**DIRECTION:**
Rewrite the records below with every "softkey-label" changed to "button-label", leaving everything else unchanged.
※
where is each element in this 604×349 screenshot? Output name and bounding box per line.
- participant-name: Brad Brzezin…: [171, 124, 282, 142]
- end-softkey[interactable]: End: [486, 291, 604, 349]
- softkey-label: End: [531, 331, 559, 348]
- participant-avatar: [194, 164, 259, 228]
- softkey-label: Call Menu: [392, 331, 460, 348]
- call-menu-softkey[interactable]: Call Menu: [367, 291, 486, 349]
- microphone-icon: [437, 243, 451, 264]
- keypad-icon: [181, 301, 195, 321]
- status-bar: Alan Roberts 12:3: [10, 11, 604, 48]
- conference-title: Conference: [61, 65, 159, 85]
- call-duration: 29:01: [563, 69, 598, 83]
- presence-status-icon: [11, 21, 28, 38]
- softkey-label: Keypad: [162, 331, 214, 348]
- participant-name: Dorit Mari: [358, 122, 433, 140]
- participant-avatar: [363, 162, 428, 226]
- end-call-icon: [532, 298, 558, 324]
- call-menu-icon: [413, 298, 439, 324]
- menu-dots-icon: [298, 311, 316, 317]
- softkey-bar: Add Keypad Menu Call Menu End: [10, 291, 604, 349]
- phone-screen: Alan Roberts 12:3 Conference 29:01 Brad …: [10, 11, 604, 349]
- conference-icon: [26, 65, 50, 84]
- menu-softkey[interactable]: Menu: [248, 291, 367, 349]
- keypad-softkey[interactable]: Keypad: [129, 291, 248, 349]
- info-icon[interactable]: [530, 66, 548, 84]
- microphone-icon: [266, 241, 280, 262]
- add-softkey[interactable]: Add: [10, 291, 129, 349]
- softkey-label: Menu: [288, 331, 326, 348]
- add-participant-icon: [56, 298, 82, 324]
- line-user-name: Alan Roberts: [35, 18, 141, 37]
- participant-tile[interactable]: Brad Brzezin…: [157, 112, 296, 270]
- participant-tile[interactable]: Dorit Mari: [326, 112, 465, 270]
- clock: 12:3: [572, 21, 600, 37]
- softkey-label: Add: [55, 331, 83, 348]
※
**EXERCISE SOLUTION:**
where is each element in this 604×349 screenshot? Output name and bounding box per line.
- participant-name: Brad Brzezin…: [171, 124, 282, 142]
- end-softkey[interactable]: End: [486, 291, 604, 349]
- button-label: End: [531, 331, 559, 348]
- participant-avatar: [194, 164, 259, 228]
- button-label: Call Menu: [392, 331, 460, 348]
- call-menu-softkey[interactable]: Call Menu: [367, 291, 486, 349]
- microphone-icon: [437, 243, 451, 264]
- keypad-icon: [181, 301, 195, 321]
- status-bar: Alan Roberts 12:3: [10, 11, 604, 48]
- conference-title: Conference: [61, 65, 159, 85]
- call-duration: 29:01: [563, 69, 598, 83]
- presence-status-icon: [11, 21, 28, 38]
- button-label: Keypad: [162, 331, 214, 348]
- participant-name: Dorit Mari: [358, 122, 433, 140]
- participant-avatar: [363, 162, 428, 226]
- end-call-icon: [532, 298, 558, 324]
- call-menu-icon: [413, 298, 439, 324]
- menu-dots-icon: [298, 311, 316, 317]
- softkey-bar: Add Keypad Menu Call Menu End: [10, 291, 604, 349]
- phone-screen: Alan Roberts 12:3 Conference 29:01 Brad …: [10, 11, 604, 349]
- conference-icon: [26, 65, 50, 84]
- menu-softkey[interactable]: Menu: [248, 291, 367, 349]
- keypad-softkey[interactable]: Keypad: [129, 291, 248, 349]
- info-icon[interactable]: [530, 66, 548, 84]
- microphone-icon: [266, 241, 280, 262]
- add-softkey[interactable]: Add: [10, 291, 129, 349]
- button-label: Menu: [288, 331, 326, 348]
- add-participant-icon: [56, 298, 82, 324]
- line-user-name: Alan Roberts: [35, 18, 141, 37]
- participant-tile[interactable]: Brad Brzezin…: [157, 112, 296, 270]
- participant-tile[interactable]: Dorit Mari: [326, 112, 465, 270]
- clock: 12:3: [572, 21, 600, 37]
- button-label: Add: [55, 331, 83, 348]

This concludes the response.